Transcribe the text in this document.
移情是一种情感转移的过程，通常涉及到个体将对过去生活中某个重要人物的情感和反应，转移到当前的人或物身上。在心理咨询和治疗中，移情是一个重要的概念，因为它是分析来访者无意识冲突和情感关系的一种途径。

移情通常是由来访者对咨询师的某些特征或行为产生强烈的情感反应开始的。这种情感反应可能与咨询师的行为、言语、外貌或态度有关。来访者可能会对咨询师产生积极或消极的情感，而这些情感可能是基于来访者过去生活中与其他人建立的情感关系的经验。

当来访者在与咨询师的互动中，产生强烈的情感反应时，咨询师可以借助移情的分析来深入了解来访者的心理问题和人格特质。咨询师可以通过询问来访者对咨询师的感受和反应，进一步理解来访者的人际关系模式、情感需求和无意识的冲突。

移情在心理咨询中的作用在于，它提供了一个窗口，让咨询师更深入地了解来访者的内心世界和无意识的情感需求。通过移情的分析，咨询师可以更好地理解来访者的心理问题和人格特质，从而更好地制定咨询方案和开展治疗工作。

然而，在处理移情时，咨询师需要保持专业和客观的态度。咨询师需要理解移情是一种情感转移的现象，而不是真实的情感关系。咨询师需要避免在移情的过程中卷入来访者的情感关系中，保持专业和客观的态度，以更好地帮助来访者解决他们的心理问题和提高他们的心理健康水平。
#####
Exercise objective:
Once more, set down the full listing, verbatim.

Task solution:
Transcribe the text in this document.
移情是一种情感转移的过程，通常涉及到个体将对过去生活中某个重要人物的情感和反应，转移到当前的人或物身上。在心理咨询和治疗中，移情是一个重要的概念，因为它是分析来访者无意识冲突和情感关系的一种途径。

移情通常是由来访者对咨询师的某些特征或行为产生强烈的情感反应开始的。这种情感反应可能与咨询师的行为、言语、外貌或态度有关。来访者可能会对咨询师产生积极或消极的情感，而这些情感可能是基于来访者过去生活中与其他人建立的情感关系的经验。

当来访者在与咨询师的互动中，产生强烈的情感反应时，咨询师可以借助移情的分析来深入了解来访者的心理问题和人格特质。咨询师可以通过询问来访者对咨询师的感受和反应，进一步理解来访者的人际关系模式、情感需求和无意识的冲突。

移情在心理咨询中的作用在于，它提供了一个窗口，让咨询师更深入地了解来访者的内心世界和无意识的情感需求。通过移情的分析，咨询师可以更好地理解来访者的心理问题和人格特质，从而更好地制定咨询方案和开展治疗工作。

然而，在处理移情时，咨询师需要保持专业和客观的态度。咨询师需要理解移情是一种情感转移的现象，而不是真实的情感关系。咨询师需要避免在移情的过程中卷入来访者的情感关系中，保持专业和客观的态度，以更好地帮助来访者解决他们的心理问题和提高他们的心理健康水平。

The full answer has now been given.